Written task
Can you pull out each line of the data below that includes the word "Output"?

Records provided
────

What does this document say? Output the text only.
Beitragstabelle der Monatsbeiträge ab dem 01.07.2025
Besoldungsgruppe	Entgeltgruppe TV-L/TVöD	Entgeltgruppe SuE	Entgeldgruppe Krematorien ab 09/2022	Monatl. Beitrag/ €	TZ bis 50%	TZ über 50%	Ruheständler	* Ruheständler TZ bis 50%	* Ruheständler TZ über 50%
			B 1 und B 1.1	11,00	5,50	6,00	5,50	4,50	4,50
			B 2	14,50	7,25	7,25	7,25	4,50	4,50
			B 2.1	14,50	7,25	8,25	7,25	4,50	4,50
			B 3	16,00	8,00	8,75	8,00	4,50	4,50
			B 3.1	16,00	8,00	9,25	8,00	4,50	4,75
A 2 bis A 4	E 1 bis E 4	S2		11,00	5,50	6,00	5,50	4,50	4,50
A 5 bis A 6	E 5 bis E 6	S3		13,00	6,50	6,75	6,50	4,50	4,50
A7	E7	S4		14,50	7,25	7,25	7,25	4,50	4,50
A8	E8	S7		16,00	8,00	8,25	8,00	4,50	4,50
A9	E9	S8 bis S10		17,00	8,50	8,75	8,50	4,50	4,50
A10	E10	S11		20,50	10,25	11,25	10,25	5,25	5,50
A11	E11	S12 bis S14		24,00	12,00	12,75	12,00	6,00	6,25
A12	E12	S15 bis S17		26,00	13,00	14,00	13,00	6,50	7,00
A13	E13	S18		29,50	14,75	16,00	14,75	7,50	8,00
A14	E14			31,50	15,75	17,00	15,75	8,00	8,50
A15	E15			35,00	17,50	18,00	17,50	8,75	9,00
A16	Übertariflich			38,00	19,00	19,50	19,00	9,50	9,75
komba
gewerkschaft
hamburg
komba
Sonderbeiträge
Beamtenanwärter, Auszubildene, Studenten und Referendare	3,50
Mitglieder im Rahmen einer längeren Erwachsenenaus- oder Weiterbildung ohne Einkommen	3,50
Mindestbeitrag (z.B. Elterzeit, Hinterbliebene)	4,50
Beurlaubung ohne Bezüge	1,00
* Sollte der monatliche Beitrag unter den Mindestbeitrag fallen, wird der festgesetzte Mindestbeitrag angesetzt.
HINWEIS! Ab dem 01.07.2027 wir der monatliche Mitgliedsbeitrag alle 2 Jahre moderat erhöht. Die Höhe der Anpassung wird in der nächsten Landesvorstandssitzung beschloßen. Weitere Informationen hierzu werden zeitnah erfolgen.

────

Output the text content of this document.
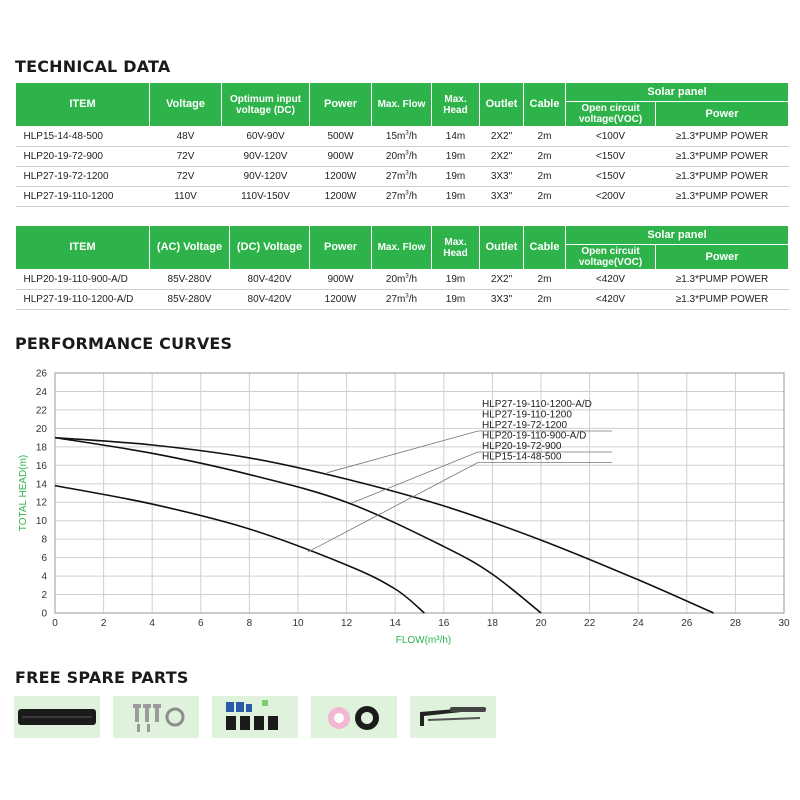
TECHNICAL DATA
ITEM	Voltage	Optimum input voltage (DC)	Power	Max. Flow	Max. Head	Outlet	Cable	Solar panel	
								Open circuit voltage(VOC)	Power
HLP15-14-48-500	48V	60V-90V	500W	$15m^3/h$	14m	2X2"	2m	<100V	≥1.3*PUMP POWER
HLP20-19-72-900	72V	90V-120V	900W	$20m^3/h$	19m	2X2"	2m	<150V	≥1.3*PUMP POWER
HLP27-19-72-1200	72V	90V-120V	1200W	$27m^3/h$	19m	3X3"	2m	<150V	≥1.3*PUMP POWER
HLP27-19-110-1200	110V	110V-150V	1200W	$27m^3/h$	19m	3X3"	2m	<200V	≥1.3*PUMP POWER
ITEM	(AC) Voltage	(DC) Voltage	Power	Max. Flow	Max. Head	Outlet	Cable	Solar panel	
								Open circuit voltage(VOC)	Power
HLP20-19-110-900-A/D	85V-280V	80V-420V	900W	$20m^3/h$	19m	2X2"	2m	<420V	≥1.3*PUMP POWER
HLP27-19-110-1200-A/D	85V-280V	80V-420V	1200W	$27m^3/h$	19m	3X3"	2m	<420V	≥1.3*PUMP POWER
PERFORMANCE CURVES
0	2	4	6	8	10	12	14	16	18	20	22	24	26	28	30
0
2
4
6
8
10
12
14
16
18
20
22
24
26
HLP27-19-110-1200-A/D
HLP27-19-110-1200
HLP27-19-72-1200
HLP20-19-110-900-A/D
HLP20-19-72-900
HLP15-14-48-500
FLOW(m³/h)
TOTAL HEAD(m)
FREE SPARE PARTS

────

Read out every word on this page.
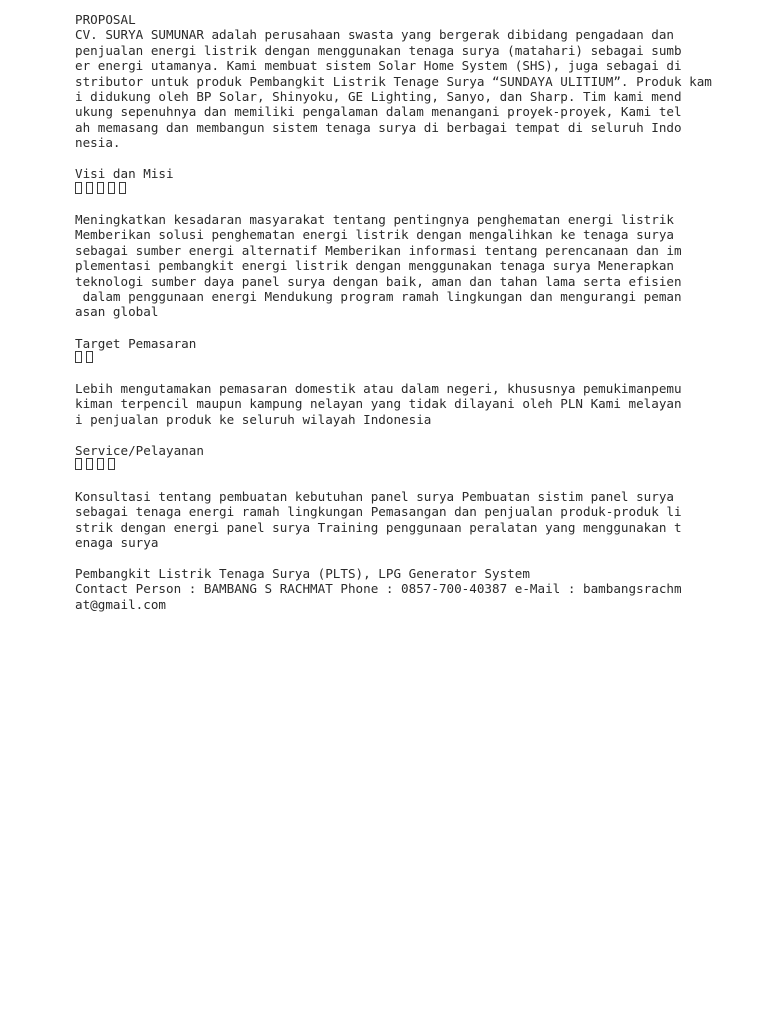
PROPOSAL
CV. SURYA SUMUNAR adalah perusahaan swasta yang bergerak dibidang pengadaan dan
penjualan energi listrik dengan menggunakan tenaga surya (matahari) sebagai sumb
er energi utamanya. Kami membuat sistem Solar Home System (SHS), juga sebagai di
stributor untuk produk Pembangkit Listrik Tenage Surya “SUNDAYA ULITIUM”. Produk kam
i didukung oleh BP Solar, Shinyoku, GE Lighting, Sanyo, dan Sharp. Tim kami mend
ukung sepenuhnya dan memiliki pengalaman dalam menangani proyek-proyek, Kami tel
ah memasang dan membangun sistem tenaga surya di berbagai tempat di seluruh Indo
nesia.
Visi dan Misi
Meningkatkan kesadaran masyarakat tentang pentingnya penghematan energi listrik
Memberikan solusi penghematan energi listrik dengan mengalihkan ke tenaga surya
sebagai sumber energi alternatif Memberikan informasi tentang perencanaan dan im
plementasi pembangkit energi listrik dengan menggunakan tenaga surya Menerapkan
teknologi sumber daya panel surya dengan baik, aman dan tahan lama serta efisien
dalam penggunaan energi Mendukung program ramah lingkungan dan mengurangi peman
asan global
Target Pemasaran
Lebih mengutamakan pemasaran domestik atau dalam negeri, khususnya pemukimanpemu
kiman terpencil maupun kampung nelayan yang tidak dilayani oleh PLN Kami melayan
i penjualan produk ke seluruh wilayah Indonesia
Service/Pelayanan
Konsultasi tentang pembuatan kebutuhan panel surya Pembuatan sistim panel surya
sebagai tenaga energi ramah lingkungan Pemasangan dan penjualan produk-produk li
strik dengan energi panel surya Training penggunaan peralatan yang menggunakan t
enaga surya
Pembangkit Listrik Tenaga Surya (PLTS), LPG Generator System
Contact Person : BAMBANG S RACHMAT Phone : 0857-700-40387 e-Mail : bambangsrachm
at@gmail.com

────

Solution to the problem
What does this document say? Output the text only.
Output the text content of this document.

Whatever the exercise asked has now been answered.